GIVEN TASK:
All material below is to be reproduced exactly.

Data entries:
* * * * *

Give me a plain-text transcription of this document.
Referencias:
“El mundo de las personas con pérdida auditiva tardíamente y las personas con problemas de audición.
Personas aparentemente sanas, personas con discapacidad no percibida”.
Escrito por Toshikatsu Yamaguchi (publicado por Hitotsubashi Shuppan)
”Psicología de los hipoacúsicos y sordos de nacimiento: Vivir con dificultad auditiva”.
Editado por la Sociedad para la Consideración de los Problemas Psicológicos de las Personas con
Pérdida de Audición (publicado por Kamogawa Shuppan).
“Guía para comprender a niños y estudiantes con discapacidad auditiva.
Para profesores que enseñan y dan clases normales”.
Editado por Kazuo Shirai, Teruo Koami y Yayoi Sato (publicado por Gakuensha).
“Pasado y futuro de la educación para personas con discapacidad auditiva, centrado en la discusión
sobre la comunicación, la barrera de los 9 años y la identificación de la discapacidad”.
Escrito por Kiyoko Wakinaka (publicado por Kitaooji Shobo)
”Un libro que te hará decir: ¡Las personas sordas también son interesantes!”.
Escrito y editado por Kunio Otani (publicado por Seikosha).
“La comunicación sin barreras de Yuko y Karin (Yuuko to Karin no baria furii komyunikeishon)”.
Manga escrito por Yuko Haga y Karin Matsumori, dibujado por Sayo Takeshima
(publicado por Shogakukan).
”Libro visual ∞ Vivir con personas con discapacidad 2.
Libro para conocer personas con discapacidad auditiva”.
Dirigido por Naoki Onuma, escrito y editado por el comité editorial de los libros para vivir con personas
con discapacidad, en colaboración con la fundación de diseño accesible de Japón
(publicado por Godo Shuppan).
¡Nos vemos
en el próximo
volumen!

* * * * *

ANSWER BELOW:
Give me a plain-text transcription of this document.
Referencias:
“El mundo de las personas con pérdida auditiva tardíamente y las personas con problemas de audición.
Personas aparentemente sanas, personas con discapacidad no percibida”.
Escrito por Toshikatsu Yamaguchi (publicado por Hitotsubashi Shuppan)
”Psicología de los hipoacúsicos y sordos de nacimiento: Vivir con dificultad auditiva”.
Editado por la Sociedad para la Consideración de los Problemas Psicológicos de las Personas con
Pérdida de Audición (publicado por Kamogawa Shuppan).
“Guía para comprender a niños y estudiantes con discapacidad auditiva.
Para profesores que enseñan y dan clases normales”.
Editado por Kazuo Shirai, Teruo Koami y Yayoi Sato (publicado por Gakuensha).
“Pasado y futuro de la educación para personas con discapacidad auditiva, centrado en la discusión
sobre la comunicación, la barrera de los 9 años y la identificación de la discapacidad”.
Escrito por Kiyoko Wakinaka (publicado por Kitaooji Shobo)
”Un libro que te hará decir: ¡Las personas sordas también son interesantes!”.
Escrito y editado por Kunio Otani (publicado por Seikosha).
“La comunicación sin barreras de Yuko y Karin (Yuuko to Karin no baria furii komyunikeishon)”.
Manga escrito por Yuko Haga y Karin Matsumori, dibujado por Sayo Takeshima
(publicado por Shogakukan).
”Libro visual ∞ Vivir con personas con discapacidad 2.
Libro para conocer personas con discapacidad auditiva”.
Dirigido por Naoki Onuma, escrito y editado por el comité editorial de los libros para vivir con personas
con discapacidad, en colaboración con la fundación de diseño accesible de Japón
(publicado por Godo Shuppan).
¡Nos vemos
en el próximo
volumen!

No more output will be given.